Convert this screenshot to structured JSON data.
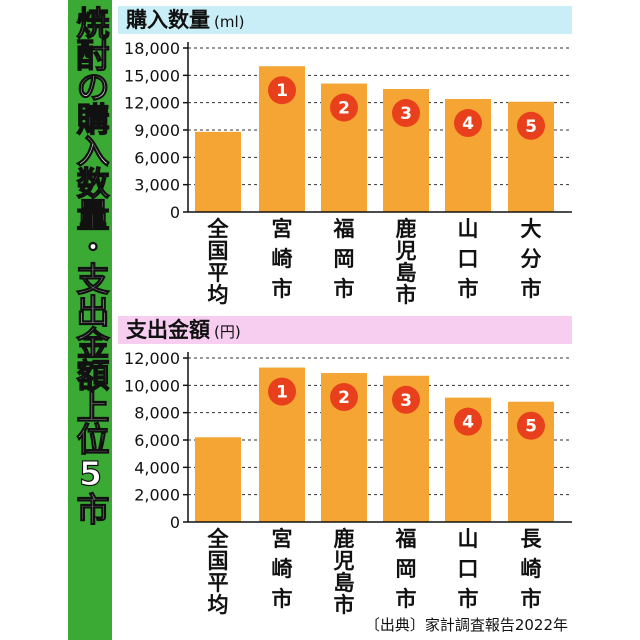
{
  "side_title": "焼酎の購入数量・支出金額上位5市",
  "source": "〔出典〕家計調査報告2022年",
  "colors": {
    "bar": "#f5a533",
    "rank": "#e8401c",
    "side_band": "#3aaa35",
    "header1_bg": "#c9eef7",
    "header2_bg": "#f7cdf0"
  },
  "chart_data": [
    {
      "type": "bar",
      "title": "購入数量",
      "unit": "(ml)",
      "categories": [
        "全国平均",
        "宮崎市",
        "福岡市",
        "鹿児島市",
        "山口市",
        "大分市"
      ],
      "values": [
        8800,
        16000,
        14100,
        13500,
        12400,
        12100
      ],
      "ranks": [
        "",
        "1",
        "2",
        "3",
        "4",
        "5"
      ],
      "yticks": [
        "18,000",
        "15,000",
        "12,000",
        "9,000",
        "6,000",
        "3,000",
        "0"
      ],
      "ylim": [
        0,
        18000
      ],
      "grid": true
    },
    {
      "type": "bar",
      "title": "支出金額",
      "unit": "(円)",
      "categories": [
        "全国平均",
        "宮崎市",
        "鹿児島市",
        "福岡市",
        "山口市",
        "長崎市"
      ],
      "values": [
        6200,
        11300,
        10900,
        10700,
        9100,
        8800
      ],
      "ranks": [
        "",
        "1",
        "2",
        "3",
        "4",
        "5"
      ],
      "yticks": [
        "12,000",
        "10,000",
        "8,000",
        "6,000",
        "4,000",
        "2,000",
        "0"
      ],
      "ylim": [
        0,
        12000
      ],
      "grid": true
    }
  ]
}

——————

▶ Exercise requirements: Output the records above exactly as they are, leaving out the pictures.

▶ Reply:
Convert this screenshot to structured JSON data.
{
  "side_title": "焼酎の購入数量・支出金額上位5市",
  "source": "〔出典〕家計調査報告2022年",
  "colors": {
    "bar": "#f5a533",
    "rank": "#e8401c",
    "side_band": "#3aaa35",
    "header1_bg": "#c9eef7",
    "header2_bg": "#f7cdf0"
  },
  "chart_data": [
    {
      "type": "bar",
      "title": "購入数量",
      "unit": "(ml)",
      "categories": [
        "全国平均",
        "宮崎市",
        "福岡市",
        "鹿児島市",
        "山口市",
        "大分市"
      ],
      "values": [
        8800,
        16000,
        14100,
        13500,
        12400,
        12100
      ],
      "ranks": [
        "",
        "1",
        "2",
        "3",
        "4",
        "5"
      ],
      "yticks": [
        "18,000",
        "15,000",
        "12,000",
        "9,000",
        "6,000",
        "3,000",
        "0"
      ],
      "ylim": [
        0,
        18000
      ],
      "grid": true
    },
    {
      "type": "bar",
      "title": "支出金額",
      "unit": "(円)",
      "categories": [
        "全国平均",
        "宮崎市",
        "鹿児島市",
        "福岡市",
        "山口市",
        "長崎市"
      ],
      "values": [
        6200,
        11300,
        10900,
        10700,
        9100,
        8800
      ],
      "ranks": [
        "",
        "1",
        "2",
        "3",
        "4",
        "5"
      ],
      "yticks": [
        "12,000",
        "10,000",
        "8,000",
        "6,000",
        "4,000",
        "2,000",
        "0"
      ],
      "ylim": [
        0,
        12000
      ],
      "grid": true
    }
  ]
}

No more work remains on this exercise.